### WHAT IS ASKED
Copy all lines below containing "kind".

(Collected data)
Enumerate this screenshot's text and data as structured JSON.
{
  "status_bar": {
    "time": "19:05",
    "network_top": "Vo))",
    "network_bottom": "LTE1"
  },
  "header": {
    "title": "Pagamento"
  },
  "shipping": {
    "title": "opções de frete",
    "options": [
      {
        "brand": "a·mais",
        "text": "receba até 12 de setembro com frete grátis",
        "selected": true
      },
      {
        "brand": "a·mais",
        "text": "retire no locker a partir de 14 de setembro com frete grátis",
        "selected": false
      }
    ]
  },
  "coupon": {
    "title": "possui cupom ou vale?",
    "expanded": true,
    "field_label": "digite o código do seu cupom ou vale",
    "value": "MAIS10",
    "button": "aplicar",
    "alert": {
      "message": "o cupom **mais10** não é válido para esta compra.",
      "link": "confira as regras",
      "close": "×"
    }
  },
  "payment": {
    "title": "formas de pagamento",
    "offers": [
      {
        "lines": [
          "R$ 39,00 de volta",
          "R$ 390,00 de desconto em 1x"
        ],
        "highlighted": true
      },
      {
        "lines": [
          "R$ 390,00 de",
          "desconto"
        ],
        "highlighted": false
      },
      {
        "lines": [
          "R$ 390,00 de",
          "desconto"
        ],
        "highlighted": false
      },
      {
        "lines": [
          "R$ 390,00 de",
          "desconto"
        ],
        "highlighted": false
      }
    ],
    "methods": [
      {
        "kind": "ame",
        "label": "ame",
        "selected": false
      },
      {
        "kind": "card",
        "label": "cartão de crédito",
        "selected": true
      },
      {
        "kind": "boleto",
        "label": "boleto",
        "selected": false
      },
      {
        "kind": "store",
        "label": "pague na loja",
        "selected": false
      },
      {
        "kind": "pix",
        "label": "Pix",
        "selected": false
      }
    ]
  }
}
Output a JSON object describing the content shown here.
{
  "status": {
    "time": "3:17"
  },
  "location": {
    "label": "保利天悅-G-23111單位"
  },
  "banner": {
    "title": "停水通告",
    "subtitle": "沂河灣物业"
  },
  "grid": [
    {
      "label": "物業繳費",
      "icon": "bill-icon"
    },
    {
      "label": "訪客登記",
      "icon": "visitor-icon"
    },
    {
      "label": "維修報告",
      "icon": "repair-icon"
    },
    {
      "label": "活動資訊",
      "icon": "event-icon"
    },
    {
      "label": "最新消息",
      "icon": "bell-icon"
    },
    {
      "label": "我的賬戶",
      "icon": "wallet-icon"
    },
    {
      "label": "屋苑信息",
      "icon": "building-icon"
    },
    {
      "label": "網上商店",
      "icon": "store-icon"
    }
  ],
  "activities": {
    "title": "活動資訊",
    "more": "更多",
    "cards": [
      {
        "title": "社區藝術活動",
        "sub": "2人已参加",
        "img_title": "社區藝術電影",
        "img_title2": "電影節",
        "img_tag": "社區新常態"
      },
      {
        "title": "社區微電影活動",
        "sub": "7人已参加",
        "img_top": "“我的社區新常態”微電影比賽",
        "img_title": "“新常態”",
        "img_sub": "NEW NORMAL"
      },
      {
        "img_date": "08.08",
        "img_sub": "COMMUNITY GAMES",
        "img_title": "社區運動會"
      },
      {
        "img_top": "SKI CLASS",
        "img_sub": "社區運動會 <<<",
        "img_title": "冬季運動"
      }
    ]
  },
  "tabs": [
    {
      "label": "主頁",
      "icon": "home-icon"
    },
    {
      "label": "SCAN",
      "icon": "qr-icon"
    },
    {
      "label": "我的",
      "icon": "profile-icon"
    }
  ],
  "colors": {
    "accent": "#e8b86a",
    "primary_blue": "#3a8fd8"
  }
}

### EXERCISE SOLUTION
        "kind": "ame",
        "kind": "card",
        "kind": "boleto",
        "kind": "store",
        "kind": "pix",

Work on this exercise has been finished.